- [DIRECTIONS FOR THIS TASK] Identify all lines in the data containing the string "speed". Copy them out.

------ SUPPLIED RECORDS ------

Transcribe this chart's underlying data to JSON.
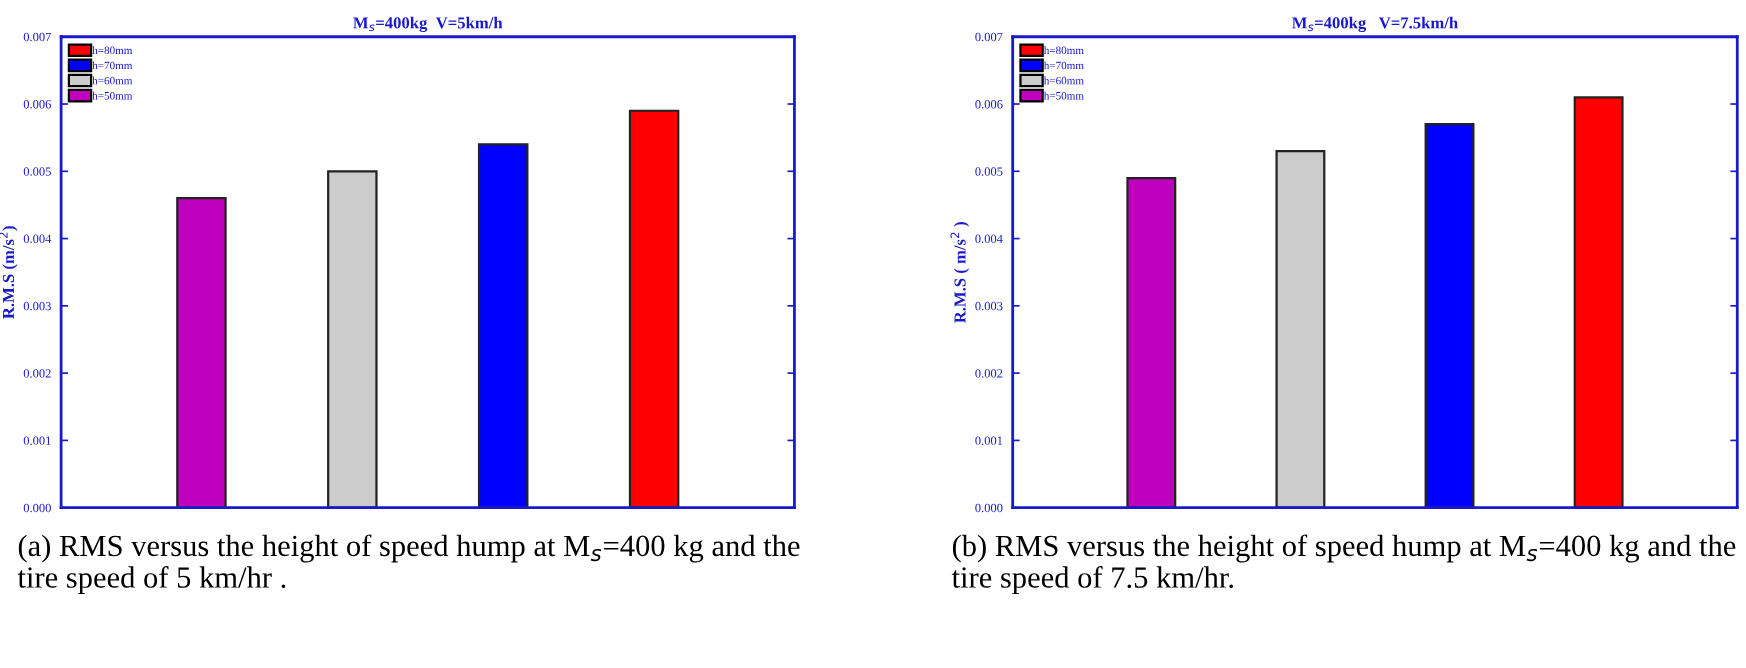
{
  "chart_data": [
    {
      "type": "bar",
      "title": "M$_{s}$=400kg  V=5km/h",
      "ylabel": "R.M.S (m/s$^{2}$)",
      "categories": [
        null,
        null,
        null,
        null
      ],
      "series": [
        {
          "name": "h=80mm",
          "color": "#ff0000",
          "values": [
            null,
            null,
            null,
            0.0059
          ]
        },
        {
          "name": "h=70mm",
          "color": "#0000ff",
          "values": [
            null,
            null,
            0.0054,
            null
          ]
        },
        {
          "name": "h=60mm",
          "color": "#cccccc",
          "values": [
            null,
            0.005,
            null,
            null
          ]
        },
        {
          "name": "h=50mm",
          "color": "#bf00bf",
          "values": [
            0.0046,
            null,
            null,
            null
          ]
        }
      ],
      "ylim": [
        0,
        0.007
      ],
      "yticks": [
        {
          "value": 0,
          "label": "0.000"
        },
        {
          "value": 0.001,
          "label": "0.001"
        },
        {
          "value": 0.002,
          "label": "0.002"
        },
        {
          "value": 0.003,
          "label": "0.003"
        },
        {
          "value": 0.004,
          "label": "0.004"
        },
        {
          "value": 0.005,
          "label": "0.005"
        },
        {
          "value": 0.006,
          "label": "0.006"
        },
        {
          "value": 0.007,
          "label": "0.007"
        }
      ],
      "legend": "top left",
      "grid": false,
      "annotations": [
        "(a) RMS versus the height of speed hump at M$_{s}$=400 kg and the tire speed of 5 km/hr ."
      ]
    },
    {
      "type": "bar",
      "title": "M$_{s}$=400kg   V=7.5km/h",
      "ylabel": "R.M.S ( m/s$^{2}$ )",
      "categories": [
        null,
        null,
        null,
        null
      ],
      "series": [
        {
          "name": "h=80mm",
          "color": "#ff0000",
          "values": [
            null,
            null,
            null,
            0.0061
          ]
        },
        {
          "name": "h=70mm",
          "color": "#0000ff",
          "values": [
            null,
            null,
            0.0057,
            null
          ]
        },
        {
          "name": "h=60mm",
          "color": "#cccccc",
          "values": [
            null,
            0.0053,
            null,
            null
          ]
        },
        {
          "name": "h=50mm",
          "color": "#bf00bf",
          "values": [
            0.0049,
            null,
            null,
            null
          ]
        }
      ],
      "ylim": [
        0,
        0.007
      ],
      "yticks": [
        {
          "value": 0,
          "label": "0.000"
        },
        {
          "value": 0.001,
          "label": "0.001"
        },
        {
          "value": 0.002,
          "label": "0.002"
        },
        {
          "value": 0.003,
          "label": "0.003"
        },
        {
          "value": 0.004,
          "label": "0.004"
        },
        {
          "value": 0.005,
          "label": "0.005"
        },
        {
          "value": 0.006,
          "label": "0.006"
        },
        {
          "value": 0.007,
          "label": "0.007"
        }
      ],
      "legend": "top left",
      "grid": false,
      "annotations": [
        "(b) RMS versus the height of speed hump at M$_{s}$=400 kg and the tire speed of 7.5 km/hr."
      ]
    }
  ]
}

------

- [THE SOLUTION]
        "(a) RMS versus the height of speed hump at M$_{s}$=400 kg and the tire speed of 5 km/hr ."
        "(b) RMS versus the height of speed hump at M$_{s}$=400 kg and the tire speed of 7.5 km/hr."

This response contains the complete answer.